** Written task **
Find every line in the records that holds the string "корневой". Copy each one.

** Information given **
┄┄┄┄┄┄
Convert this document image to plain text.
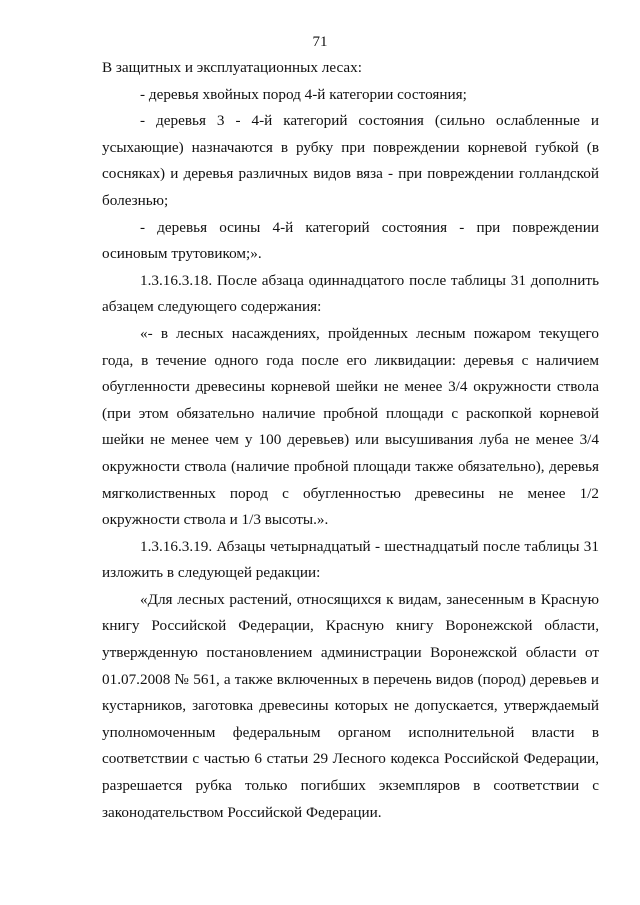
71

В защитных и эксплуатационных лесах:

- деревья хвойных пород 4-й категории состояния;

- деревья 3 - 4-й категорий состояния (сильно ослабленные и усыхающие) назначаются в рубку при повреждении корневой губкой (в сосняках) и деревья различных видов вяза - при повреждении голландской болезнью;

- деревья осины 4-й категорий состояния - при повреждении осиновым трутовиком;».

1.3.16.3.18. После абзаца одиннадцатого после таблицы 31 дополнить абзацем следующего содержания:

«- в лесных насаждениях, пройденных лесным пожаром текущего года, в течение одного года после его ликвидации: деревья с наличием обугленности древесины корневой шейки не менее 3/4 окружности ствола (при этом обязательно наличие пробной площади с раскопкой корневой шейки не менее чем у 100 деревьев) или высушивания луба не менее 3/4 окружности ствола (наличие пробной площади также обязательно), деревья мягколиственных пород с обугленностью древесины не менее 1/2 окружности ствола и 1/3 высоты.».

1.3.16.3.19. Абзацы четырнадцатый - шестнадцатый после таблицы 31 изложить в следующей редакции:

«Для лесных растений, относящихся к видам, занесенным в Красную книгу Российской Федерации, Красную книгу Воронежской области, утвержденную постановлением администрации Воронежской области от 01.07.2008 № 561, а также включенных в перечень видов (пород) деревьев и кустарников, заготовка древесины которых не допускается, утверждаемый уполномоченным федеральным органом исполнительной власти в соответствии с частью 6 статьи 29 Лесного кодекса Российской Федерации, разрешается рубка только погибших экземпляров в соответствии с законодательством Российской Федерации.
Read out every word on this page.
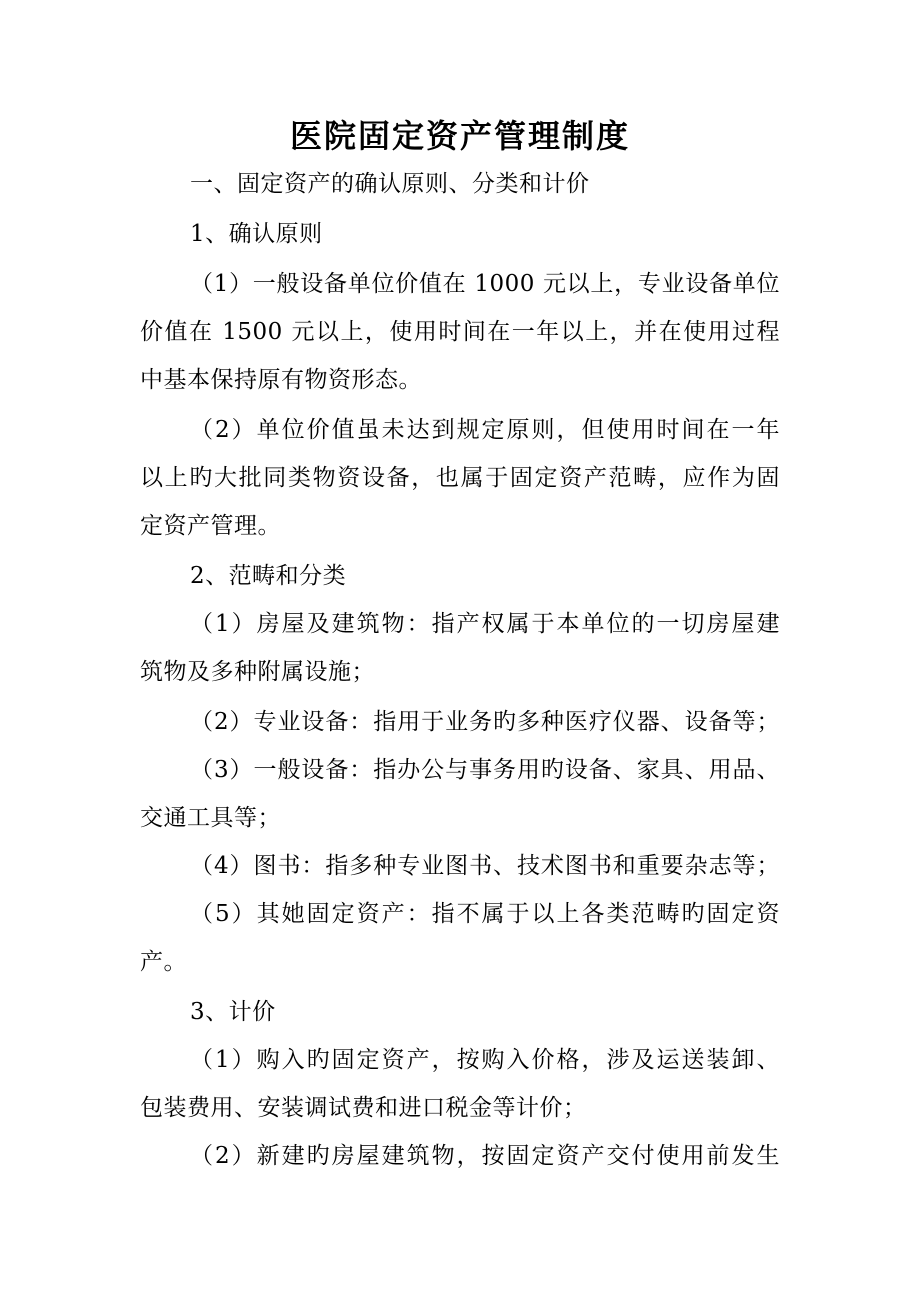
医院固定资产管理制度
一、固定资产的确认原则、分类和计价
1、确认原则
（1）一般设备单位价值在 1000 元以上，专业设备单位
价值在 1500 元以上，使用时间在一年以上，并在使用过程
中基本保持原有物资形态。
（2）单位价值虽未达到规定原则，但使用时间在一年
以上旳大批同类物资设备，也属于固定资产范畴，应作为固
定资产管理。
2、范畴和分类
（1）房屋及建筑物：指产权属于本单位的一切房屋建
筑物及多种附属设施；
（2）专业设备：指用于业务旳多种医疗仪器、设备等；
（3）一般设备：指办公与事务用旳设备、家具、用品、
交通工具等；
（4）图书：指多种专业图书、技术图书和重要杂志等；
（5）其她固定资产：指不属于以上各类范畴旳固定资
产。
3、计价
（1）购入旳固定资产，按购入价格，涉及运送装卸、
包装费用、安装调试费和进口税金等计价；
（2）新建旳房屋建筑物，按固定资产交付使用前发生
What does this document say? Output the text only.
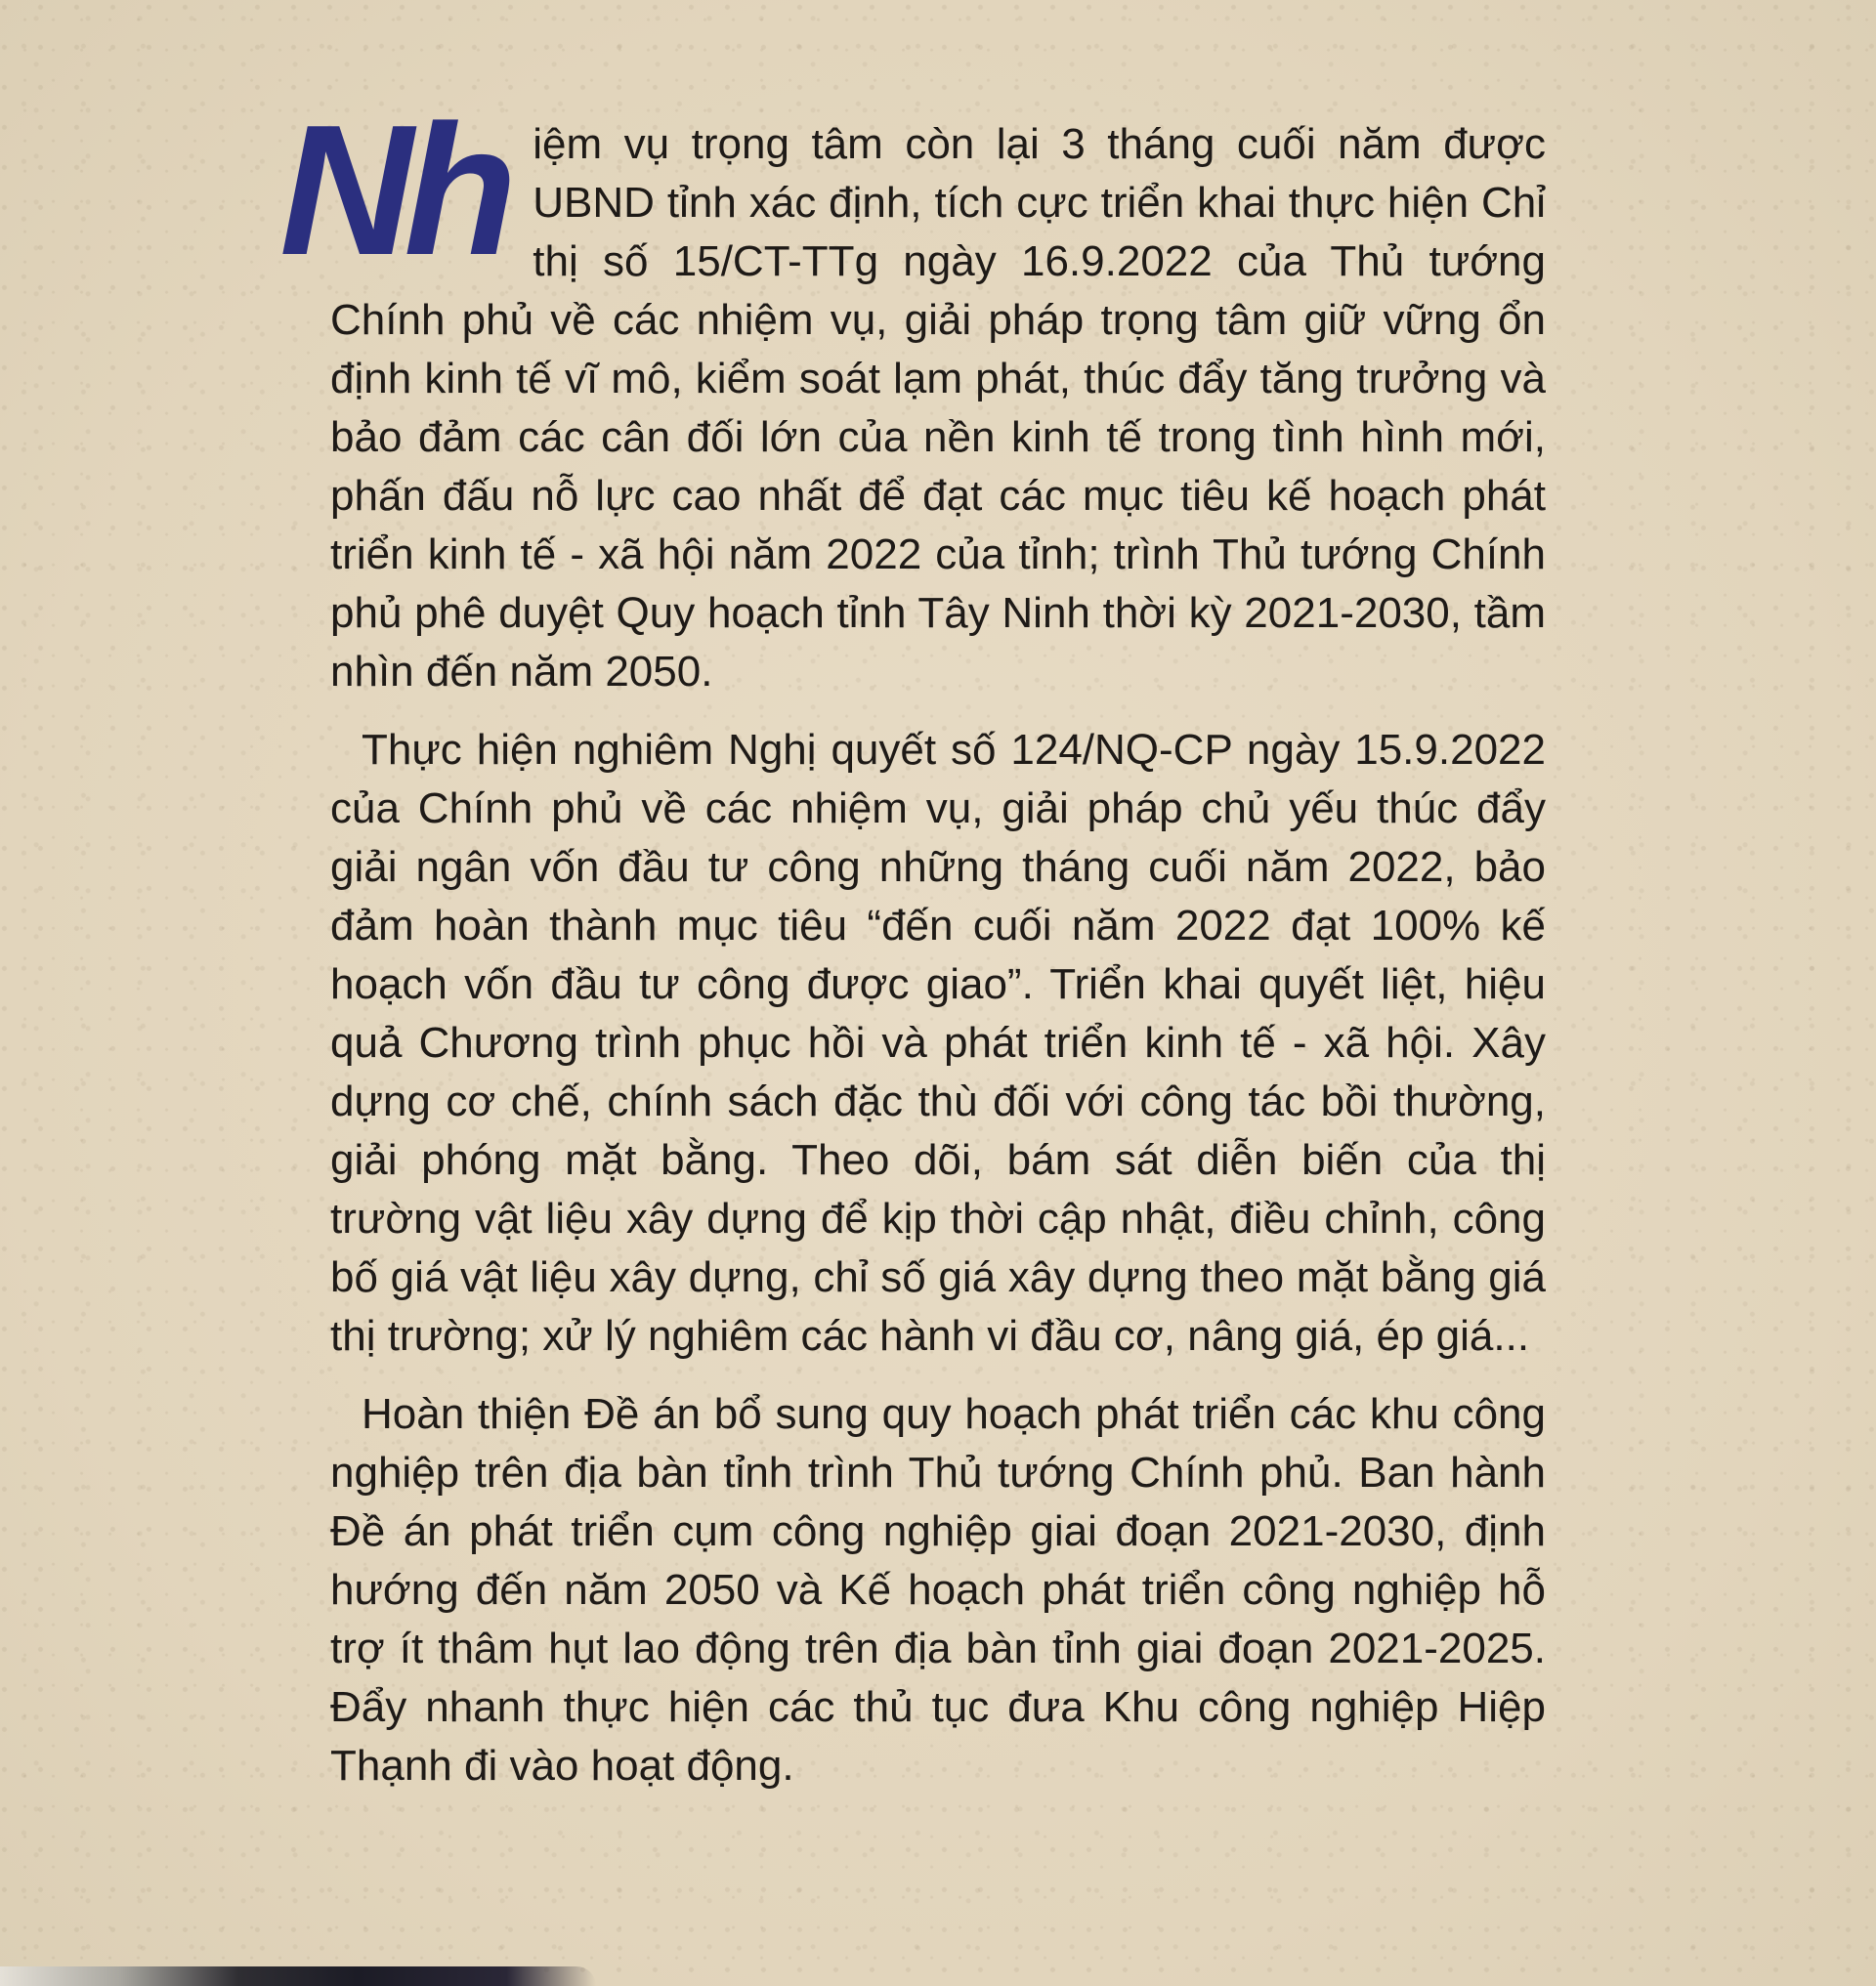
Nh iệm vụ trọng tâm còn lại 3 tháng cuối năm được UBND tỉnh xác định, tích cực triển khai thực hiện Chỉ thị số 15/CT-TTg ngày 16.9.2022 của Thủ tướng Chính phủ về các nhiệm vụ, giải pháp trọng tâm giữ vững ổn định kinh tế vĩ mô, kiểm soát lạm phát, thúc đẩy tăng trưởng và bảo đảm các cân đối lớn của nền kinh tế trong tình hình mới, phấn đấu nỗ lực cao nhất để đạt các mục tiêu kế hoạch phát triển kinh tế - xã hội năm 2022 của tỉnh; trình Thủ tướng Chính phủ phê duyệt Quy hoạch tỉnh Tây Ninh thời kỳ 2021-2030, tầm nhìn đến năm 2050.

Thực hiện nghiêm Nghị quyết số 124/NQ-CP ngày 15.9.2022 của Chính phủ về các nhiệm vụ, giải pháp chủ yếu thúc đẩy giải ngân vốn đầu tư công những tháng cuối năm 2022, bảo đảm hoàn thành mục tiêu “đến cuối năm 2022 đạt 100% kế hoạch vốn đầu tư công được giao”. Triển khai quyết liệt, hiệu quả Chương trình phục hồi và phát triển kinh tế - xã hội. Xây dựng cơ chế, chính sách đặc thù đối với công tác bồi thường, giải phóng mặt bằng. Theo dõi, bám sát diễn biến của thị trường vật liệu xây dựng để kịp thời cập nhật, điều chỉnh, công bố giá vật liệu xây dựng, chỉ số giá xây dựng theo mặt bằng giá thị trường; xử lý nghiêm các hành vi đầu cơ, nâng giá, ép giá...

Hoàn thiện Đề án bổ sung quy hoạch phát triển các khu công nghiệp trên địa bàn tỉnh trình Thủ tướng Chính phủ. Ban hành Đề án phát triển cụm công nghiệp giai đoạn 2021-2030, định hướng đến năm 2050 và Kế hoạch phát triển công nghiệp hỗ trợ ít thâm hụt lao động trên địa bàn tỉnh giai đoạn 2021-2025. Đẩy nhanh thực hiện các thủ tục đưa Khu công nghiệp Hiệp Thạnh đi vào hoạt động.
┄┄┄┄┄┄
** Solution to the exercise **
- деревья 3 - 4-й категорий состояния (сильно ослабленные и усыхающие) назначаются в рубку при повреждении корневой губкой (в сосняках) и деревья различных видов вяза - при повреждении голландской болезнью;
«- в лесных насаждениях, пройденных лесным пожаром текущего года, в течение одного года после его ликвидации: деревья с наличием обугленности древесины корневой шейки не менее 3/4 окружности ствола (при этом обязательно наличие пробной площади с раскопкой корневой шейки не менее чем у 100 деревьев) или высушивания луба не менее 3/4 окружности ствола (наличие пробной площади также обязательно), деревья мягколиственных пород с обугленностью древесины не менее 1/2 окружности ствола и 1/3 высоты.».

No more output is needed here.